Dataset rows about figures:
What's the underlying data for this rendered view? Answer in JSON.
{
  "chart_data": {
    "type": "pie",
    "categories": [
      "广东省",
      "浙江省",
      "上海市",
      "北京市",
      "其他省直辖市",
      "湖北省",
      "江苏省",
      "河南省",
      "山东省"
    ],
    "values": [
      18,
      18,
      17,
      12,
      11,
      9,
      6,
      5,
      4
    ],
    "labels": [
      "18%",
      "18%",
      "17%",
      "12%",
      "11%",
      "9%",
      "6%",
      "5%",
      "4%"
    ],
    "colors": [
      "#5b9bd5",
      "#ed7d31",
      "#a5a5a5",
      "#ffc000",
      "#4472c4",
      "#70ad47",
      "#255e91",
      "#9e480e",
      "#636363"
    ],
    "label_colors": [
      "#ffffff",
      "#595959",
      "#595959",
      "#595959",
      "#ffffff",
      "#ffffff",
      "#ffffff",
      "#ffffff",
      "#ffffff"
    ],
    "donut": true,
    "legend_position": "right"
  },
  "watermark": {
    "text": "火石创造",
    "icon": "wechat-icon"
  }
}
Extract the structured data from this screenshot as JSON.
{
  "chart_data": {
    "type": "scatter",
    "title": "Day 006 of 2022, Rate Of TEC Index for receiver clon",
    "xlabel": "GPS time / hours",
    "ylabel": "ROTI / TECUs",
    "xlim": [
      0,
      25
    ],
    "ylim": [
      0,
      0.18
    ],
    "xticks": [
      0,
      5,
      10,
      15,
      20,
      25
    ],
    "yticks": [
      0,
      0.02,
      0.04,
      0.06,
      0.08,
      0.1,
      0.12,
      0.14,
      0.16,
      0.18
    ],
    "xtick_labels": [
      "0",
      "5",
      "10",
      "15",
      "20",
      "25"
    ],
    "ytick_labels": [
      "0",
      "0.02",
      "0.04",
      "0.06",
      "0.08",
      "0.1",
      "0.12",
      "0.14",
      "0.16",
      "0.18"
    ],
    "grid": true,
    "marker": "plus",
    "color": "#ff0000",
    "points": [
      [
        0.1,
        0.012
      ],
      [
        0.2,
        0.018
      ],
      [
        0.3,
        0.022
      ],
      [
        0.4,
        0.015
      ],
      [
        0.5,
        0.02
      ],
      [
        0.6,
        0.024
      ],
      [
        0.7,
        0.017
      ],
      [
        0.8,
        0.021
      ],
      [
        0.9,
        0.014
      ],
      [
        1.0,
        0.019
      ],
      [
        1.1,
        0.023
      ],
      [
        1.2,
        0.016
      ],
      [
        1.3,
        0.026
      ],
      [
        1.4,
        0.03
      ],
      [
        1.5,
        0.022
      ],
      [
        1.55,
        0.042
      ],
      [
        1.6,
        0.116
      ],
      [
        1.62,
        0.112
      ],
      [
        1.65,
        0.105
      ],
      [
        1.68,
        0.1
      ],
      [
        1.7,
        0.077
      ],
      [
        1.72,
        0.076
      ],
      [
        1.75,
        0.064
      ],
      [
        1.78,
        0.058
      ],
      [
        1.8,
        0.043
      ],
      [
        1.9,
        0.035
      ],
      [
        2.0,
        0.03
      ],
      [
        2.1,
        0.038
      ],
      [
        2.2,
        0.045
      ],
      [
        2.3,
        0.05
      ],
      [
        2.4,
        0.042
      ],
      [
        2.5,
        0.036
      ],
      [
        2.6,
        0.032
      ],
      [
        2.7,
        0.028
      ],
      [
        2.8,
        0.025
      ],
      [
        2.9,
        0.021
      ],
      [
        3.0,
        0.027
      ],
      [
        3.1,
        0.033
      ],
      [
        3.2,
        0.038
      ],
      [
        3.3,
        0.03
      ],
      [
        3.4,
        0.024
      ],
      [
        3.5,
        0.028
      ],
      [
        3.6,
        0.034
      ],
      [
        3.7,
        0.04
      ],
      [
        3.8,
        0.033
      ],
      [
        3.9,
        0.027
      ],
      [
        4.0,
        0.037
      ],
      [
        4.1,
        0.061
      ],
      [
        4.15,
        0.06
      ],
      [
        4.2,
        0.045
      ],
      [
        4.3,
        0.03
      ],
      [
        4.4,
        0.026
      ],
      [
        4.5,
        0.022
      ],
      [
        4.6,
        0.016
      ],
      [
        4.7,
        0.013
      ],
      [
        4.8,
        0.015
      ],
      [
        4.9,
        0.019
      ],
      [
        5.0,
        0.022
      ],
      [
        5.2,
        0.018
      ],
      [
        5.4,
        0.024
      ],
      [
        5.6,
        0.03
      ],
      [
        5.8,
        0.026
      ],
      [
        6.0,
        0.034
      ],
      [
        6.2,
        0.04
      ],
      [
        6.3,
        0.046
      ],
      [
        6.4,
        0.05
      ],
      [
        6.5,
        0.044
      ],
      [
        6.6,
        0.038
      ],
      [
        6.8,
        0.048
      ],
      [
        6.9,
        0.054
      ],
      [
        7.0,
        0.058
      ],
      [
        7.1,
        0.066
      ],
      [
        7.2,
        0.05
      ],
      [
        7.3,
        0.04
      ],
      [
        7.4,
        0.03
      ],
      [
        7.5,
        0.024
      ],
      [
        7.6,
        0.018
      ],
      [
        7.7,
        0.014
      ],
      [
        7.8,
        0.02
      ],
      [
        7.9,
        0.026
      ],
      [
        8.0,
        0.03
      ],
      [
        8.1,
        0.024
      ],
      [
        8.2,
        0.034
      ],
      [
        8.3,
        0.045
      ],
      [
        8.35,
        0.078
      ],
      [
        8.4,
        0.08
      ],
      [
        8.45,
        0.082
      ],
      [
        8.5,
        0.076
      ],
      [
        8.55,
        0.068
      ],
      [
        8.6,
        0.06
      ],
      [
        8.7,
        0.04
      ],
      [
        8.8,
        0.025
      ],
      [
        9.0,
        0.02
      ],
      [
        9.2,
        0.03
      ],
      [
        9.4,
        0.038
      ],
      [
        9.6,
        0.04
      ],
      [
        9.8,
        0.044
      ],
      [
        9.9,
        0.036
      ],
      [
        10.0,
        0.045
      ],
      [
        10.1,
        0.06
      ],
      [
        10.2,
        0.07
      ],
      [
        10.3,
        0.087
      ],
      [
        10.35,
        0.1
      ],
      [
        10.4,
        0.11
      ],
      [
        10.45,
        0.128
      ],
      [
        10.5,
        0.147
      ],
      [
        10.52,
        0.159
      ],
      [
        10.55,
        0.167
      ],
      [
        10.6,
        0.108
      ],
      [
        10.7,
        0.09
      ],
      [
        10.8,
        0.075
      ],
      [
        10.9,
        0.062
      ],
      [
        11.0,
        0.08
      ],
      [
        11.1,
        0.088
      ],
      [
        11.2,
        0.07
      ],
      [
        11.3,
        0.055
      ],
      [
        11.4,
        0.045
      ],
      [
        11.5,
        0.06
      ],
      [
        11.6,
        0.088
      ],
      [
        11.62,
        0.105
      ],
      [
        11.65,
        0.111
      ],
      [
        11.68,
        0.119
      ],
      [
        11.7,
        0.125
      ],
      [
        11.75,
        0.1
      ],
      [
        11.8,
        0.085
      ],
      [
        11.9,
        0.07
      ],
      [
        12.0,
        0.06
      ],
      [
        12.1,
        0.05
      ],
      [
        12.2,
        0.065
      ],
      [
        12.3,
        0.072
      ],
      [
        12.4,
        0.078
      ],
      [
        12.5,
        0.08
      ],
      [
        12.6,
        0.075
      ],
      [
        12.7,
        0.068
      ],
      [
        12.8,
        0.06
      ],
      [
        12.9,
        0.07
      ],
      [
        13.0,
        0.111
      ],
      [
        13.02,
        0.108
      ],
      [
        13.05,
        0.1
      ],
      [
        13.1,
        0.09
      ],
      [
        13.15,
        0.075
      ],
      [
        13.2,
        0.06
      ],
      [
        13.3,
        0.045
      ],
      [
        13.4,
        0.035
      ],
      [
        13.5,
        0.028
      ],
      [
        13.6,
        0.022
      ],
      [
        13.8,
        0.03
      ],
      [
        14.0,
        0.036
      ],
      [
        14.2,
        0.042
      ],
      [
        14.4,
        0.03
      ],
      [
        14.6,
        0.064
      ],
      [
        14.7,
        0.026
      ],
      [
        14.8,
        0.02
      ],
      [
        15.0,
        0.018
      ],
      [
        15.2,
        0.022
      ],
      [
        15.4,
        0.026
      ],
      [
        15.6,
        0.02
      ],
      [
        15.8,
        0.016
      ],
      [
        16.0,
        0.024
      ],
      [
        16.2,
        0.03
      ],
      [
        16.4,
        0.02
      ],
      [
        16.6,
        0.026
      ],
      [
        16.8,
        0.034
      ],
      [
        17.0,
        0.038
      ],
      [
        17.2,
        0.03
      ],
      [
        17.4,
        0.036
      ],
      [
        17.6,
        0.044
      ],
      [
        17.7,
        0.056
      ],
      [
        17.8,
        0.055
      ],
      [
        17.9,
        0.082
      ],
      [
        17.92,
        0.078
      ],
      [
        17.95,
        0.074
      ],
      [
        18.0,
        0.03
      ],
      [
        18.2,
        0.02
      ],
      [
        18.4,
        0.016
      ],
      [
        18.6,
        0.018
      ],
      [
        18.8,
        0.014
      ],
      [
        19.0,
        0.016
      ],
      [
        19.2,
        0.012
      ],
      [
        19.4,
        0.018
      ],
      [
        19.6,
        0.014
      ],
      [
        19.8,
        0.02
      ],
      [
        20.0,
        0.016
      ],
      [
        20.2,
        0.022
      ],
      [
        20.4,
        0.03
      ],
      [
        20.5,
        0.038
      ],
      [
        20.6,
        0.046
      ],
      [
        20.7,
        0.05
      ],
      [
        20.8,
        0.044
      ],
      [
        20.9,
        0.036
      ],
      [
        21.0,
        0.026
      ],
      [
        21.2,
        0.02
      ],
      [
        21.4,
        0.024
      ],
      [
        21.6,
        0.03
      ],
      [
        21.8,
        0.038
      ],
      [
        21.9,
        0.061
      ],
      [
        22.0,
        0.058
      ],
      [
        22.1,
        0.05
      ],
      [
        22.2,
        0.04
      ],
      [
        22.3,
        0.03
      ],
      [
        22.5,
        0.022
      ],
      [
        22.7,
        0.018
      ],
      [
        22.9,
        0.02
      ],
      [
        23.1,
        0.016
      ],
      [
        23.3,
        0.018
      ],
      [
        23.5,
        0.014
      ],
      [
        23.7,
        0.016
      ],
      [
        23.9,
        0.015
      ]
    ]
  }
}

• **Required work**: Identify the lines of the entries containing the string "JSON". Copy each such line.

• **Final answer**:
What's the underlying data for this rendered view? Answer in JSON.
Extract the structured data from this screenshot as JSON.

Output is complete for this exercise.